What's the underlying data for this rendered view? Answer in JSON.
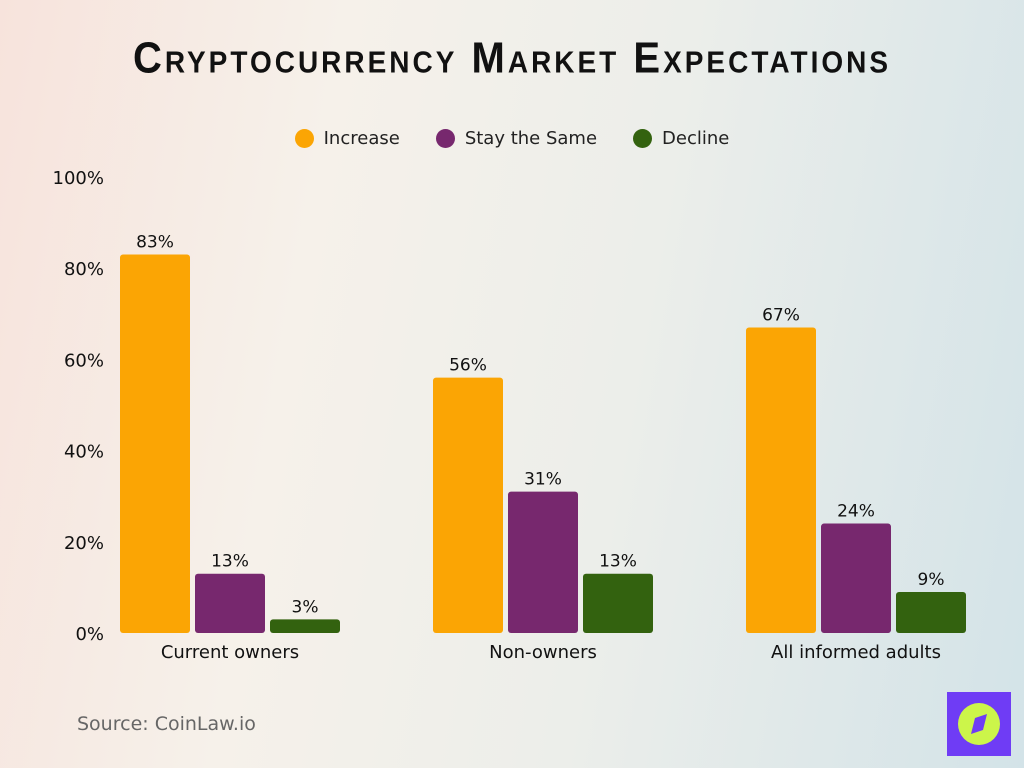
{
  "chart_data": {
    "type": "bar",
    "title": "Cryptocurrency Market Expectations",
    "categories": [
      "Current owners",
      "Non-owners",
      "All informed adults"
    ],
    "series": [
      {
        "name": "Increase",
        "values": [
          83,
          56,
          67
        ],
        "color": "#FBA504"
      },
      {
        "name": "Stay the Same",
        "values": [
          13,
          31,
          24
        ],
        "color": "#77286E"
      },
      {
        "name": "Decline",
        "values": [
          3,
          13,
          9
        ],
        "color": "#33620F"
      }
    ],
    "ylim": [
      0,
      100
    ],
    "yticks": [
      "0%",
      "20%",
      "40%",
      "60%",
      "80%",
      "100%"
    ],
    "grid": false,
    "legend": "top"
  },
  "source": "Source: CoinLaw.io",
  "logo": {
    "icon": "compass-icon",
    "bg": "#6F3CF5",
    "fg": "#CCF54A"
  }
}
...
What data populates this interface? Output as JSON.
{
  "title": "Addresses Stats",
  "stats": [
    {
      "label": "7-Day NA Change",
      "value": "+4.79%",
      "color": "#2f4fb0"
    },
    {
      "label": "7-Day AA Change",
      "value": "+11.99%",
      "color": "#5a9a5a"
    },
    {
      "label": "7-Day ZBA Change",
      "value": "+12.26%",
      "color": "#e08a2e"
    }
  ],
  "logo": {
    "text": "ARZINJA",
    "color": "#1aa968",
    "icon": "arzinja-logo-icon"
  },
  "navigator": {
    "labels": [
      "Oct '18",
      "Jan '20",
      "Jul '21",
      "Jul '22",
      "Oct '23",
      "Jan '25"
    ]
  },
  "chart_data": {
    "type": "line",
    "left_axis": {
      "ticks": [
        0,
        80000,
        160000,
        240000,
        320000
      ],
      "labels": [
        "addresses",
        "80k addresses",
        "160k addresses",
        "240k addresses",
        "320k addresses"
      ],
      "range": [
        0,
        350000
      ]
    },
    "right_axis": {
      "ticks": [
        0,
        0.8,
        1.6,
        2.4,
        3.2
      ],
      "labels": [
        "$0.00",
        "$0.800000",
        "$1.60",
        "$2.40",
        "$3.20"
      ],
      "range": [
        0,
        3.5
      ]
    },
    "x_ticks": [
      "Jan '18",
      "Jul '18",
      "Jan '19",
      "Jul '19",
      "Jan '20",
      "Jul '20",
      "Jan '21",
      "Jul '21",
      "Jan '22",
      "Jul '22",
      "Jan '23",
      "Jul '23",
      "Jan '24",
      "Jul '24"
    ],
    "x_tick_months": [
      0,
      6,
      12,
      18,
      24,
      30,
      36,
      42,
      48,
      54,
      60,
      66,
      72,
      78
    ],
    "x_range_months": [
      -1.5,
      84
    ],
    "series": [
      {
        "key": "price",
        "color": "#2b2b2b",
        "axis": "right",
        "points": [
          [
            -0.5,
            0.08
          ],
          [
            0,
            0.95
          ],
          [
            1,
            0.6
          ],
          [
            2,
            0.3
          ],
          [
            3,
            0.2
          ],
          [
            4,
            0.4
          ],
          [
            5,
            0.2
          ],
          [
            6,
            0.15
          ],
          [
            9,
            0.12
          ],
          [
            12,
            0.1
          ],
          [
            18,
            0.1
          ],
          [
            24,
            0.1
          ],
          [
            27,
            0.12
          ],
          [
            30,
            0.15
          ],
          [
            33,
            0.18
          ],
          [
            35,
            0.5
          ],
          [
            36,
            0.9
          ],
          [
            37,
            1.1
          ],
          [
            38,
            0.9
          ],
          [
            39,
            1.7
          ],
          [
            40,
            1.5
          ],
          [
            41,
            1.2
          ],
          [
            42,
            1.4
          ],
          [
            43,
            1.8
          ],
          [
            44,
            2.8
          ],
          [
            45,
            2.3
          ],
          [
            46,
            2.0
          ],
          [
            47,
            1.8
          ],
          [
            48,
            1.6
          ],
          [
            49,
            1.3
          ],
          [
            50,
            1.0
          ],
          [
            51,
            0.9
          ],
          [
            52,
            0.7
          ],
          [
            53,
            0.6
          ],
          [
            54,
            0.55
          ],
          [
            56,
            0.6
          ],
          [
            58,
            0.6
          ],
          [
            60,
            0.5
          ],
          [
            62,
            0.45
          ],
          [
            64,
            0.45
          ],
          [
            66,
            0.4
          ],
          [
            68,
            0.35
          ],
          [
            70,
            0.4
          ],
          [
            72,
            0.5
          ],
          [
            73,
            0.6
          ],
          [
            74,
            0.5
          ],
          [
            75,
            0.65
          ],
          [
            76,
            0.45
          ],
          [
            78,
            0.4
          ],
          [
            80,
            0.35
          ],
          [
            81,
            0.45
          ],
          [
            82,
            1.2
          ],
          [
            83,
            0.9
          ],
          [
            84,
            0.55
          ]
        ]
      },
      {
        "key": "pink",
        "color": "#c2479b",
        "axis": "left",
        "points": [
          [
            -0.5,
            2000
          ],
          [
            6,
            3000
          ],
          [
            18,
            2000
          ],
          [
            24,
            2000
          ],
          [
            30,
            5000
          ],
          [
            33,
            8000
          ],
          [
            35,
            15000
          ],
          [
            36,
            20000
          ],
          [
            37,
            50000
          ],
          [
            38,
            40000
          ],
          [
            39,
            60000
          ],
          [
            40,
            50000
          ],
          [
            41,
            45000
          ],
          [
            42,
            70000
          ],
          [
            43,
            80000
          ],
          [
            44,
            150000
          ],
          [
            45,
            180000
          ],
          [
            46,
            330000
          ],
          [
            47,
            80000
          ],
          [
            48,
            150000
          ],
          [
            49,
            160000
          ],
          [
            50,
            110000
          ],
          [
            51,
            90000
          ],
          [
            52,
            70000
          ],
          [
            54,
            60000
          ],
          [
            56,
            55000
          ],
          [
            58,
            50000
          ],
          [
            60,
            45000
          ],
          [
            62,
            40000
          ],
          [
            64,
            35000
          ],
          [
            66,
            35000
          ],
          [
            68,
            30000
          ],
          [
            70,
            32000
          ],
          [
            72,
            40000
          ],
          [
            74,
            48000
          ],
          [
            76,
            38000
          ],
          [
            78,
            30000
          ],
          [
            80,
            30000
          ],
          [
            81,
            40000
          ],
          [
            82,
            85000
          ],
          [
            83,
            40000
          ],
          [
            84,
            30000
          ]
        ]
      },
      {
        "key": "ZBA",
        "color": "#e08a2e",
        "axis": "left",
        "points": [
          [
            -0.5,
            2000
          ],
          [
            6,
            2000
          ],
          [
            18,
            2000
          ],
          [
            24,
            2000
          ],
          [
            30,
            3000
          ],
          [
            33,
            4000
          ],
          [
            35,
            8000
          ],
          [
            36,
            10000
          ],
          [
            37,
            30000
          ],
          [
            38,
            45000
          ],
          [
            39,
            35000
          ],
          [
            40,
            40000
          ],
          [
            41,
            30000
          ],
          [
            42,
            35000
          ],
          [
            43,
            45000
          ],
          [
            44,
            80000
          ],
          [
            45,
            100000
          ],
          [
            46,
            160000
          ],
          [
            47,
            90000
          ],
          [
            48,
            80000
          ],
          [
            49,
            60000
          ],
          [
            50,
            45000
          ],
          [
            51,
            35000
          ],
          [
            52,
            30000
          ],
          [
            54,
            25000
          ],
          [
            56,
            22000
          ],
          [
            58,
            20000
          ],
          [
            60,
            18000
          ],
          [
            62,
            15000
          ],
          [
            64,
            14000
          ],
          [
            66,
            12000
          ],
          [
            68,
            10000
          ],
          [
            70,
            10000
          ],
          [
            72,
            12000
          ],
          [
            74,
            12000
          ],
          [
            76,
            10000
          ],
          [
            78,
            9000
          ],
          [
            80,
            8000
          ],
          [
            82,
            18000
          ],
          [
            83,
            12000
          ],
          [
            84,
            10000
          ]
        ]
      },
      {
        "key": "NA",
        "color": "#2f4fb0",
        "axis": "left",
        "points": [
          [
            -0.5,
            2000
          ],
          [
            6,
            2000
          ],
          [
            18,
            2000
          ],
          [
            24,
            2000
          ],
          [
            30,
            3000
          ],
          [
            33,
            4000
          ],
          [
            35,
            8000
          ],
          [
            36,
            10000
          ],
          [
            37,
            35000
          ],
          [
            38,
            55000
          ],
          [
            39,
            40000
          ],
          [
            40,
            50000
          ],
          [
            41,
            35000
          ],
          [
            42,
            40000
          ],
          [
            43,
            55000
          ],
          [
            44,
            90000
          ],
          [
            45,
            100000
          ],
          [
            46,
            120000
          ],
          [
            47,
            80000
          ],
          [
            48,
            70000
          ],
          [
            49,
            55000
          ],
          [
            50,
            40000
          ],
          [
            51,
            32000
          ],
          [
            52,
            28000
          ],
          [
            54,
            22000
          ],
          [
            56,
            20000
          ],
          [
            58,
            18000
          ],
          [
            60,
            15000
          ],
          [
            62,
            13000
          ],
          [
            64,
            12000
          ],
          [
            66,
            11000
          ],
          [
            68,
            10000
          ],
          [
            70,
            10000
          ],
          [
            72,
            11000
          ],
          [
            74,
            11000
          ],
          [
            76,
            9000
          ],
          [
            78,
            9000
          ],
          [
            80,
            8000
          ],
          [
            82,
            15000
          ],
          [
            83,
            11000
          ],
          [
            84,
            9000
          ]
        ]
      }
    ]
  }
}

Short task:
Check each line of the entries for the string "name". Copy the lines that have it.

Result for this exercise:
        "name": "Increase",
        "name": "Stay the Same",
        "name": "Decline",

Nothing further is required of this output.